Request: Each entry below is to be duplicated verbatim.

-- Begin Supplied data --

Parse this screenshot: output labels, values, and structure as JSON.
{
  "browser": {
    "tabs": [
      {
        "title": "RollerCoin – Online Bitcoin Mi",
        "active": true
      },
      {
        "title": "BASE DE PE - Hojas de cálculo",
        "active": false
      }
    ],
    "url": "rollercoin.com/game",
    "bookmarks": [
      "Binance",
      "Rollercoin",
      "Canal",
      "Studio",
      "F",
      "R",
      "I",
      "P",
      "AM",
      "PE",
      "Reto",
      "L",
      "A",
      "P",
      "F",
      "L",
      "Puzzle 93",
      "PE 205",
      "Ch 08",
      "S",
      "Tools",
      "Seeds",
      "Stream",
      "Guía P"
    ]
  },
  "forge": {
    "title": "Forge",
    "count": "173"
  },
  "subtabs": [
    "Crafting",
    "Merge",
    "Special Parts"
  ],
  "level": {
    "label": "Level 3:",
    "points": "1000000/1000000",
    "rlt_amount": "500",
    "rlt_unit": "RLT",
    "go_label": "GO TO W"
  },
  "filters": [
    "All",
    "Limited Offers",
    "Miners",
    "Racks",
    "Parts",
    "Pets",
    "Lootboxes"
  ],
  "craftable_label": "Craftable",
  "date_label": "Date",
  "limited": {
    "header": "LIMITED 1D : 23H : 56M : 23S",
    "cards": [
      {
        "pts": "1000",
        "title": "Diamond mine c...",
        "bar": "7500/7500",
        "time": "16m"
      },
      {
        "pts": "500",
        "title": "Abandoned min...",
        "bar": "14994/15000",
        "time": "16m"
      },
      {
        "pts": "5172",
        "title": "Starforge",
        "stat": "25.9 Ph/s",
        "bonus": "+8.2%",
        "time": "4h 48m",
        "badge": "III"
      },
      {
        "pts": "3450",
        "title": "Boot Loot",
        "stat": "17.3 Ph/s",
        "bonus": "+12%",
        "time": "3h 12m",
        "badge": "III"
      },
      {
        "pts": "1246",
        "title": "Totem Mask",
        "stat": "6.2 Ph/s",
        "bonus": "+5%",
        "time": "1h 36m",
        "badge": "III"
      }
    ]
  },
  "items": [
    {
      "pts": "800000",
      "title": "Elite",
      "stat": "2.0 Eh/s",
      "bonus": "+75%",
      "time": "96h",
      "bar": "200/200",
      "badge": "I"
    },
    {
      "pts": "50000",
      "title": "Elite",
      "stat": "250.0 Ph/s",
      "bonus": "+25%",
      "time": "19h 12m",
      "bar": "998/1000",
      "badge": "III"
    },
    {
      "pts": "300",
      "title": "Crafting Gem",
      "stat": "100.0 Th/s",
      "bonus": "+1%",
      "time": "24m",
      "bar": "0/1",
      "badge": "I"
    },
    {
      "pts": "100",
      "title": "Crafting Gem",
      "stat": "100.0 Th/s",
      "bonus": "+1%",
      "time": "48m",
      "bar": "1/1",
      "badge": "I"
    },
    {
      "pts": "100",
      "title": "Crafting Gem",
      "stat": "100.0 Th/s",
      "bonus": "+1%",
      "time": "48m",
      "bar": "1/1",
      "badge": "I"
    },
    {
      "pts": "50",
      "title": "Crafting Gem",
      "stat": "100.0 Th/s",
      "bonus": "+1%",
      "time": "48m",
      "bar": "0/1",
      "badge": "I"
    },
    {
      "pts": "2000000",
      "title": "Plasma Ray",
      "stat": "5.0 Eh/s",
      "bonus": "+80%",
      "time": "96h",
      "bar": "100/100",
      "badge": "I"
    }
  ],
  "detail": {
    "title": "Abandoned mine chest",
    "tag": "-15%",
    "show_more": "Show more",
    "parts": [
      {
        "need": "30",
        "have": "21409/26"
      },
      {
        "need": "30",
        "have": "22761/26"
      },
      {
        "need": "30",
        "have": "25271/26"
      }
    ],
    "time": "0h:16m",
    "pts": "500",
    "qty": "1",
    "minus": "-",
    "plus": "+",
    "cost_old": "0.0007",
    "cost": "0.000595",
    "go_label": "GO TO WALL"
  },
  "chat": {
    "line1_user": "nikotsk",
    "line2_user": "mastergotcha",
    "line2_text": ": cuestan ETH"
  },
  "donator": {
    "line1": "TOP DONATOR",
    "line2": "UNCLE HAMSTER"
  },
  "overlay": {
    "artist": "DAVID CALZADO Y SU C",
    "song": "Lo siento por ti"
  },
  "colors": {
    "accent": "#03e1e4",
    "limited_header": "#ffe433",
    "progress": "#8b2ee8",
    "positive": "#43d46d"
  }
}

-- End Supplied data --

Task result:
Parse this screenshot: output labels, values, and structure as JSON.
{
  "browser": {
    "tabs": [
      {
        "title": "RollerCoin – Online Bitcoin Mi",
        "active": true
      },
      {
        "title": "BASE DE PE - Hojas de cálculo",
        "active": false
      }
    ],
    "url": "rollercoin.com/game",
    "bookmarks": [
      "Binance",
      "Rollercoin",
      "Canal",
      "Studio",
      "F",
      "R",
      "I",
      "P",
      "AM",
      "PE",
      "Reto",
      "L",
      "A",
      "P",
      "F",
      "L",
      "Puzzle 93",
      "PE 205",
      "Ch 08",
      "S",
      "Tools",
      "Seeds",
      "Stream",
      "Guía P"
    ]
  },
  "forge": {
    "title": "Forge",
    "count": "173"
  },
  "subtabs": [
    "Crafting",
    "Merge",
    "Special Parts"
  ],
  "level": {
    "label": "Level 3:",
    "points": "1000000/1000000",
    "rlt_amount": "500",
    "rlt_unit": "RLT",
    "go_label": "GO TO W"
  },
  "filters": [
    "All",
    "Limited Offers",
    "Miners",
    "Racks",
    "Parts",
    "Pets",
    "Lootboxes"
  ],
  "craftable_label": "Craftable",
  "date_label": "Date",
  "limited": {
    "header": "LIMITED 1D : 23H : 56M : 23S",
    "cards": [
      {
        "pts": "1000",
        "title": "Diamond mine c...",
        "bar": "7500/7500",
        "time": "16m"
      },
      {
        "pts": "500",
        "title": "Abandoned min...",
        "bar": "14994/15000",
        "time": "16m"
      },
      {
        "pts": "5172",
        "title": "Starforge",
        "stat": "25.9 Ph/s",
        "bonus": "+8.2%",
        "time": "4h 48m",
        "badge": "III"
      },
      {
        "pts": "3450",
        "title": "Boot Loot",
        "stat": "17.3 Ph/s",
        "bonus": "+12%",
        "time": "3h 12m",
        "badge": "III"
      },
      {
        "pts": "1246",
        "title": "Totem Mask",
        "stat": "6.2 Ph/s",
        "bonus": "+5%",
        "time": "1h 36m",
        "badge": "III"
      }
    ]
  },
  "items": [
    {
      "pts": "800000",
      "title": "Elite",
      "stat": "2.0 Eh/s",
      "bonus": "+75%",
      "time": "96h",
      "bar": "200/200",
      "badge": "I"
    },
    {
      "pts": "50000",
      "title": "Elite",
      "stat": "250.0 Ph/s",
      "bonus": "+25%",
      "time": "19h 12m",
      "bar": "998/1000",
      "badge": "III"
    },
    {
      "pts": "300",
      "title": "Crafting Gem",
      "stat": "100.0 Th/s",
      "bonus": "+1%",
      "time": "24m",
      "bar": "0/1",
      "badge": "I"
    },
    {
      "pts": "100",
      "title": "Crafting Gem",
      "stat": "100.0 Th/s",
      "bonus": "+1%",
      "time": "48m",
      "bar": "1/1",
      "badge": "I"
    },
    {
      "pts": "100",
      "title": "Crafting Gem",
      "stat": "100.0 Th/s",
      "bonus": "+1%",
      "time": "48m",
      "bar": "1/1",
      "badge": "I"
    },
    {
      "pts": "50",
      "title": "Crafting Gem",
      "stat": "100.0 Th/s",
      "bonus": "+1%",
      "time": "48m",
      "bar": "0/1",
      "badge": "I"
    },
    {
      "pts": "2000000",
      "title": "Plasma Ray",
      "stat": "5.0 Eh/s",
      "bonus": "+80%",
      "time": "96h",
      "bar": "100/100",
      "badge": "I"
    }
  ],
  "detail": {
    "title": "Abandoned mine chest",
    "tag": "-15%",
    "show_more": "Show more",
    "parts": [
      {
        "need": "30",
        "have": "21409/26"
      },
      {
        "need": "30",
        "have": "22761/26"
      },
      {
        "need": "30",
        "have": "25271/26"
      }
    ],
    "time": "0h:16m",
    "pts": "500",
    "qty": "1",
    "minus": "-",
    "plus": "+",
    "cost_old": "0.0007",
    "cost": "0.000595",
    "go_label": "GO TO WALL"
  },
  "chat": {
    "line1_user": "nikotsk",
    "line2_user": "mastergotcha",
    "line2_text": ": cuestan ETH"
  },
  "donator": {
    "line1": "TOP DONATOR",
    "line2": "UNCLE HAMSTER"
  },
  "overlay": {
    "artist": "DAVID CALZADO Y SU C",
    "song": "Lo siento por ti"
  },
  "colors": {
    "accent": "#03e1e4",
    "limited_header": "#ffe433",
    "progress": "#8b2ee8",
    "positive": "#43d46d"
  }
}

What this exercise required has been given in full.